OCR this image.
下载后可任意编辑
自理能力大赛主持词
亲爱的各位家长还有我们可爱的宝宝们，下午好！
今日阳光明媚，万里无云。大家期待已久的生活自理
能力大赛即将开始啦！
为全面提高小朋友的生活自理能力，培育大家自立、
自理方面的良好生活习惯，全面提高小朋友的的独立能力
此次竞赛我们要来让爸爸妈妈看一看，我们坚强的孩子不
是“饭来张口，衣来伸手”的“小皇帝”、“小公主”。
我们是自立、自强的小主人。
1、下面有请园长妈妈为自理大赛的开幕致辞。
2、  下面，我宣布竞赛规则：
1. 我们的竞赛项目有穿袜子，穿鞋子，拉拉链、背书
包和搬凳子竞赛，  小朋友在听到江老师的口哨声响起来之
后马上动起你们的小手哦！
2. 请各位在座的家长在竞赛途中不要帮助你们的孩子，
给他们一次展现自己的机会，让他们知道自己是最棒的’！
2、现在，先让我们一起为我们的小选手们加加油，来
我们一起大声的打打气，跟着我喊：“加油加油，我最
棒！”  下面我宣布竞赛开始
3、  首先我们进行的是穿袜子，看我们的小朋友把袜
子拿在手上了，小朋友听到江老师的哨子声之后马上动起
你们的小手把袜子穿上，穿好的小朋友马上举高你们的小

# Task to complete
Write each line above out exactly.

# Exercise solution
OCR this image.
下载后可任意编辑
自理能力大赛主持词
亲爱的各位家长还有我们可爱的宝宝们，下午好！
今日阳光明媚，万里无云。大家期待已久的生活自理
能力大赛即将开始啦！
为全面提高小朋友的生活自理能力，培育大家自立、
自理方面的良好生活习惯，全面提高小朋友的的独立能力
此次竞赛我们要来让爸爸妈妈看一看，我们坚强的孩子不
是“饭来张口，衣来伸手”的“小皇帝”、“小公主”。
我们是自立、自强的小主人。
1、下面有请园长妈妈为自理大赛的开幕致辞。
2、  下面，我宣布竞赛规则：
1. 我们的竞赛项目有穿袜子，穿鞋子，拉拉链、背书
包和搬凳子竞赛，  小朋友在听到江老师的口哨声响起来之
后马上动起你们的小手哦！
2. 请各位在座的家长在竞赛途中不要帮助你们的孩子，
给他们一次展现自己的机会，让他们知道自己是最棒的’！
2、现在，先让我们一起为我们的小选手们加加油，来
我们一起大声的打打气，跟着我喊：“加油加油，我最
棒！”  下面我宣布竞赛开始
3、  首先我们进行的是穿袜子，看我们的小朋友把袜
子拿在手上了，小朋友听到江老师的哨子声之后马上动起
你们的小手把袜子穿上，穿好的小朋友马上举高你们的小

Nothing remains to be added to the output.